Extract each line containing the string "title".

- - -

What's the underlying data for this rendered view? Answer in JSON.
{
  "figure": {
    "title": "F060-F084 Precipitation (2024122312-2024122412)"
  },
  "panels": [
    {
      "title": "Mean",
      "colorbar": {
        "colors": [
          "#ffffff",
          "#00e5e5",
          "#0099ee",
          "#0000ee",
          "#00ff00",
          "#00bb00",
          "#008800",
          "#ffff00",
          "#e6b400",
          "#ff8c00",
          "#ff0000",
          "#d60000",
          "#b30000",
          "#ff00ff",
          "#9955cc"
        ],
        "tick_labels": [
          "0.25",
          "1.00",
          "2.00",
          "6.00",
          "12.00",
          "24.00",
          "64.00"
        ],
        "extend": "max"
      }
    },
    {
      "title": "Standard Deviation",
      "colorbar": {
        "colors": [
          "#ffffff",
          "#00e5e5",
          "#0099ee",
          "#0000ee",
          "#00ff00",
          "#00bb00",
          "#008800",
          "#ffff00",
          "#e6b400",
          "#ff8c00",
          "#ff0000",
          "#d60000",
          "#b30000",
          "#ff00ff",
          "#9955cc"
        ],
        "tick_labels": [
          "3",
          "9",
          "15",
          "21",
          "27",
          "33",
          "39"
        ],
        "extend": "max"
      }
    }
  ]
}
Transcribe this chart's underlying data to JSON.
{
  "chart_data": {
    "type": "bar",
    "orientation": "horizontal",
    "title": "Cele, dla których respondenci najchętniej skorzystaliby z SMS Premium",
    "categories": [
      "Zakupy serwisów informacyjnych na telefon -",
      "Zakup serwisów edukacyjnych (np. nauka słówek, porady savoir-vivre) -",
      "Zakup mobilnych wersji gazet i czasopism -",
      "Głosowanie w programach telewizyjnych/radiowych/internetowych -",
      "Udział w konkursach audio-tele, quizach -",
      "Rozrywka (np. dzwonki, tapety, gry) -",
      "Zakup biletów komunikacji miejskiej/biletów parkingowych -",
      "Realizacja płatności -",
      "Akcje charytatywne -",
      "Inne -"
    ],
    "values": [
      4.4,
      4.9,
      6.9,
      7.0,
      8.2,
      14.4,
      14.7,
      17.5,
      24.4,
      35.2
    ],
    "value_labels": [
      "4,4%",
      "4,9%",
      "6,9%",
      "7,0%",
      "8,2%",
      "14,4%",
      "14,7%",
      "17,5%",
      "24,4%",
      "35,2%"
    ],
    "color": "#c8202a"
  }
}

- - -

§ FULL OUTPUT
    "title": "F060-F084 Precipitation (2024122312-2024122412)"
      "title": "Mean",
      "title": "Standard Deviation",
    "title": "Cele, dla których respondenci najchętniej skorzystaliby z SMS Premium",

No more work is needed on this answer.